§ GIVEN ENTRIES
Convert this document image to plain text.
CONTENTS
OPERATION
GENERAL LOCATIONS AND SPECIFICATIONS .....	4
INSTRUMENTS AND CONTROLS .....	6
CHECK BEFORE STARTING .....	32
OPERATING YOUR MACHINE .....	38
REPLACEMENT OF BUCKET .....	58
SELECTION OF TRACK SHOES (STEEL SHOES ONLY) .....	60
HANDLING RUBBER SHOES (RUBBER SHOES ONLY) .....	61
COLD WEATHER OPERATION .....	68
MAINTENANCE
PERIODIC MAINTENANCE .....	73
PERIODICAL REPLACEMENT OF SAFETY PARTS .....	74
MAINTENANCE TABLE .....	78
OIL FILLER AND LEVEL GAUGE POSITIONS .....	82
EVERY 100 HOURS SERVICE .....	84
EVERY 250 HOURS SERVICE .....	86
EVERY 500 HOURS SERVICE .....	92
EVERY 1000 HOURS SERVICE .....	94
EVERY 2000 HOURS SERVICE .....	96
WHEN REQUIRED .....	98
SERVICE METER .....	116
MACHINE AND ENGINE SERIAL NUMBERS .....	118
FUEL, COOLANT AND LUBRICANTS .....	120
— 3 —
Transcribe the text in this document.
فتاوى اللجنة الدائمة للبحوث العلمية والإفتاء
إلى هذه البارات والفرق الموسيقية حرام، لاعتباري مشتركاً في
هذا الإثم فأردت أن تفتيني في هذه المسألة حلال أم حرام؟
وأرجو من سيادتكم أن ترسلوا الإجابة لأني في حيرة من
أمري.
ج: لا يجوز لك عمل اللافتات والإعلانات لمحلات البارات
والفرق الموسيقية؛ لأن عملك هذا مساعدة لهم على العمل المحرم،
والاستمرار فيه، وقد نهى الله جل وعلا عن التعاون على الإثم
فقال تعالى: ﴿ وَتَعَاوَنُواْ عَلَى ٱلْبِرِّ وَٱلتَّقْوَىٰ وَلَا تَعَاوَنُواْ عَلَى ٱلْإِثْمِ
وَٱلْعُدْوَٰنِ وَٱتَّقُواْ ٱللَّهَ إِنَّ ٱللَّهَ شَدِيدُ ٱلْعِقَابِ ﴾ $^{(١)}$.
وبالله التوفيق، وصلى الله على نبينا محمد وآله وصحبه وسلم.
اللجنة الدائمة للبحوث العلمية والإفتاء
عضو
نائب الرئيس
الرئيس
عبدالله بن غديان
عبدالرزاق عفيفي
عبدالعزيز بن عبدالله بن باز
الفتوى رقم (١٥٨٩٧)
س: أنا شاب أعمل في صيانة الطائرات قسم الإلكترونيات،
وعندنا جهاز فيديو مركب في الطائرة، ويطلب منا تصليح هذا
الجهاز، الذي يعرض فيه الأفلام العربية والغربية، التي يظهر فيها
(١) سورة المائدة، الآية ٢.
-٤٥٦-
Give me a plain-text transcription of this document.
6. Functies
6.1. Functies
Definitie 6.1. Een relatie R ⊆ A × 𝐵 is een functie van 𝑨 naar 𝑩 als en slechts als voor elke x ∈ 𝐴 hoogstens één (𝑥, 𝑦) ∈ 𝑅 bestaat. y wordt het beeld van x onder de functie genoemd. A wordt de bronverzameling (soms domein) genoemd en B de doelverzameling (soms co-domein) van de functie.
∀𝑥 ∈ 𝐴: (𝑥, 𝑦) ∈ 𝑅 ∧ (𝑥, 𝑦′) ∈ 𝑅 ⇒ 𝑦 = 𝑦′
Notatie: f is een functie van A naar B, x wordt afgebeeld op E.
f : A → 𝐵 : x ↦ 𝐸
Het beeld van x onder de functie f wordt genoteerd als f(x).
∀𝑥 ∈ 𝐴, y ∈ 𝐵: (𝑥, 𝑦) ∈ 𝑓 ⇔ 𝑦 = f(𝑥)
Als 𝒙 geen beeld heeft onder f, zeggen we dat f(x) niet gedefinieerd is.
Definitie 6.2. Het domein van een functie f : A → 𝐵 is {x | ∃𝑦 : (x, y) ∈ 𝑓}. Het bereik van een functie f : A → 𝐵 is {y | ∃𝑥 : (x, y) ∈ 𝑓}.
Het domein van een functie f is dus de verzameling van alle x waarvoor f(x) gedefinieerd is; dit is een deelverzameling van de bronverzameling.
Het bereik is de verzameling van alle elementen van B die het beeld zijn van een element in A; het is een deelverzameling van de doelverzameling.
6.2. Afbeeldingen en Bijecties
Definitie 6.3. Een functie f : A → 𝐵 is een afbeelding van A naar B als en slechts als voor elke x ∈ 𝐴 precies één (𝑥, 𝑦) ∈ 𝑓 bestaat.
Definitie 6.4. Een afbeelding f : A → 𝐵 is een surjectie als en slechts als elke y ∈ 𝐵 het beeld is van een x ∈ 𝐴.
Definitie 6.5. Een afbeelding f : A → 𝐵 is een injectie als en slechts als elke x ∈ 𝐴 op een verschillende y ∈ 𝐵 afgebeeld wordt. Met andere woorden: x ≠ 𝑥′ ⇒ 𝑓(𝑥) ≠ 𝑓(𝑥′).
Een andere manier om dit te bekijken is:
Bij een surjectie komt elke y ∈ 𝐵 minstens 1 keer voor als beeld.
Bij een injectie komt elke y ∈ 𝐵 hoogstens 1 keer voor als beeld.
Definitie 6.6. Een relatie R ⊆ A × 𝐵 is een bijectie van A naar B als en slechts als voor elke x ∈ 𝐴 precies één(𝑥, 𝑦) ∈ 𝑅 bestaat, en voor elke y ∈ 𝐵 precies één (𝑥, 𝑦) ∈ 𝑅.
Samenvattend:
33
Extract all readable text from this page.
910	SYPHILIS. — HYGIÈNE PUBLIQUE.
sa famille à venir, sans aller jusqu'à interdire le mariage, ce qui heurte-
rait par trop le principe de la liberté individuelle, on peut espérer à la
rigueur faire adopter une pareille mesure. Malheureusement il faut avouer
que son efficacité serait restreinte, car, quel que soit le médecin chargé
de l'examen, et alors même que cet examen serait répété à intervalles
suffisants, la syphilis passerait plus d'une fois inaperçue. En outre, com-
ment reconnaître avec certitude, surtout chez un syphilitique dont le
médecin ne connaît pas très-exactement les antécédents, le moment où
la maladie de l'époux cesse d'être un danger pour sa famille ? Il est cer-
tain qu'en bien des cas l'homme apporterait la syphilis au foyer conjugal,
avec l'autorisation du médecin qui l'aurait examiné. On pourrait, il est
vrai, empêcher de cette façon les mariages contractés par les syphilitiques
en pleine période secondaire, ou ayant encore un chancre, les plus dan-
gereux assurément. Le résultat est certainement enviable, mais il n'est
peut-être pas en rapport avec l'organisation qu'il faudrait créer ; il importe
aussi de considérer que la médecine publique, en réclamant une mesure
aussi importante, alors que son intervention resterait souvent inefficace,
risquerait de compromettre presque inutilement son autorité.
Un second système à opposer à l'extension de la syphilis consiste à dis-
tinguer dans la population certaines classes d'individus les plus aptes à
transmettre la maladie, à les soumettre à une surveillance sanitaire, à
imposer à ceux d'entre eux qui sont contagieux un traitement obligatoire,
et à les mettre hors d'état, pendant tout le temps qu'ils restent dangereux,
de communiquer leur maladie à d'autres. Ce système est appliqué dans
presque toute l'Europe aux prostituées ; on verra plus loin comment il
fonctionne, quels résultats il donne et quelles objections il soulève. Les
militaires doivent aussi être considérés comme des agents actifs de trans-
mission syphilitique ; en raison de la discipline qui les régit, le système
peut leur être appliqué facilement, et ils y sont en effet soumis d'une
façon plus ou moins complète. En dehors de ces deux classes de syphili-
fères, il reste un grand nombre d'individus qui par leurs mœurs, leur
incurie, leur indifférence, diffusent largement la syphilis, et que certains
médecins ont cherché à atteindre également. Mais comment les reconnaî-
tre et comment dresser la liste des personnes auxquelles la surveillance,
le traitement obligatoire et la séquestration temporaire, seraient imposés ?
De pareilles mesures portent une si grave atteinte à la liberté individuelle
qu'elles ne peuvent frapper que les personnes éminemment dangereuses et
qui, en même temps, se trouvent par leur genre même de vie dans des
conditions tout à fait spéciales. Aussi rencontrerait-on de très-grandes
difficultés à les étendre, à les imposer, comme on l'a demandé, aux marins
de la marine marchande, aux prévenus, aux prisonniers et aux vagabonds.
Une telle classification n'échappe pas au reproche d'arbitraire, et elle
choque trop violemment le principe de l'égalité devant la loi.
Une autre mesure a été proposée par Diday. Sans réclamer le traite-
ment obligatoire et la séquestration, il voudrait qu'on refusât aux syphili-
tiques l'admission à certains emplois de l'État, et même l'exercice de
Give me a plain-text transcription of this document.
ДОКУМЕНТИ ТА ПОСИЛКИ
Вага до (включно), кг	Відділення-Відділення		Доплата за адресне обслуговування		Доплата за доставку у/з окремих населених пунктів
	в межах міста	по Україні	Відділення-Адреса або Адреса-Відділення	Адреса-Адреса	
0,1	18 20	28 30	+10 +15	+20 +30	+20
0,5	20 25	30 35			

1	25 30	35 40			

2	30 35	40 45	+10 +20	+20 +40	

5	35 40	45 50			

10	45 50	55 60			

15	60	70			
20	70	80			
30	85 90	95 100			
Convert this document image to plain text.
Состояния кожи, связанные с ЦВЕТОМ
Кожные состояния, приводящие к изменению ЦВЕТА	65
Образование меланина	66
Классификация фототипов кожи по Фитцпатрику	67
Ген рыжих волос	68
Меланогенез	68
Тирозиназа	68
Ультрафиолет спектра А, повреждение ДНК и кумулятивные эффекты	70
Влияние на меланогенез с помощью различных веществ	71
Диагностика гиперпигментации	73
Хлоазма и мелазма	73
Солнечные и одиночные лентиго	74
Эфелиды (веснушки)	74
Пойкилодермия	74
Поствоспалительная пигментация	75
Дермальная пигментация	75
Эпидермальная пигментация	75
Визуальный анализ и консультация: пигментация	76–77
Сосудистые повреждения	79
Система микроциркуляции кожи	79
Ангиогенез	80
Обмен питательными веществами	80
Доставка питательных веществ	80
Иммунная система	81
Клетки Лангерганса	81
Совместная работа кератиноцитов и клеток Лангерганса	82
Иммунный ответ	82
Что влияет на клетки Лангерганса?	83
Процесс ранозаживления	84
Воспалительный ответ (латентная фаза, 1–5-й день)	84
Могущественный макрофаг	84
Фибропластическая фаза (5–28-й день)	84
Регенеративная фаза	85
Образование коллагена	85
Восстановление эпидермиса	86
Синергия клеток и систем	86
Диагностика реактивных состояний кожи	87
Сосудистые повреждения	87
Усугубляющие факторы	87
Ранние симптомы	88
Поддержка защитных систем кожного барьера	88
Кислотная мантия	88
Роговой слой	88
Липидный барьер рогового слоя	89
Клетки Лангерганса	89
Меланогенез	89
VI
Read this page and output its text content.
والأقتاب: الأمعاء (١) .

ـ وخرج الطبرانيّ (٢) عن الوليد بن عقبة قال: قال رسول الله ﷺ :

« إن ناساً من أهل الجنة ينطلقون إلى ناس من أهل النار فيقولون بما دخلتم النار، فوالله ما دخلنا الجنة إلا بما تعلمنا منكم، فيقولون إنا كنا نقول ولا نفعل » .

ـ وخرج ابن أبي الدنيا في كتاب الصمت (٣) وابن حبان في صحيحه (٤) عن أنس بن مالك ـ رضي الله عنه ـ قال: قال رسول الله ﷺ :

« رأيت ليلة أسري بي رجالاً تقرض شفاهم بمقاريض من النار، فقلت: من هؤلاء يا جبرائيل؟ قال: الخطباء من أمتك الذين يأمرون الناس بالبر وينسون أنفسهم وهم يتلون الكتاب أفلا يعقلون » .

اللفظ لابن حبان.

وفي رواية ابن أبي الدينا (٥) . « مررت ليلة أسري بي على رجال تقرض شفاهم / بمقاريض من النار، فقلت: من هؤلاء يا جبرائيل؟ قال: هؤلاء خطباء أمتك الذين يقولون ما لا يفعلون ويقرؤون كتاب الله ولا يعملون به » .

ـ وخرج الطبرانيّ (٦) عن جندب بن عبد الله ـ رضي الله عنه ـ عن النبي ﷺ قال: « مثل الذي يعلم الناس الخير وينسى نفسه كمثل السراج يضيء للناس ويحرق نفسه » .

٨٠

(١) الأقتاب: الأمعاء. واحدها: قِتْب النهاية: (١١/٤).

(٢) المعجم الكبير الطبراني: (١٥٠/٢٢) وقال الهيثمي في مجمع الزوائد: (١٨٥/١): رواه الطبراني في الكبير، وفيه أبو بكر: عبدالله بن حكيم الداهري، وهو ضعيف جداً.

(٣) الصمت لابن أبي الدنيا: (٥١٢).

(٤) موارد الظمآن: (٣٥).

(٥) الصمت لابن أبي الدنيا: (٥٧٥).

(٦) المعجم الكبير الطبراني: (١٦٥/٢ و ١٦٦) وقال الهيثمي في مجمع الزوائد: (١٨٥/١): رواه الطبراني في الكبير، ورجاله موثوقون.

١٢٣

§ OBJECTIVE
All lines above with "OPERATION" in them should be returned.

§ SOLVED EXERCISE
OPERATION
COLD WEATHER OPERATION .....	68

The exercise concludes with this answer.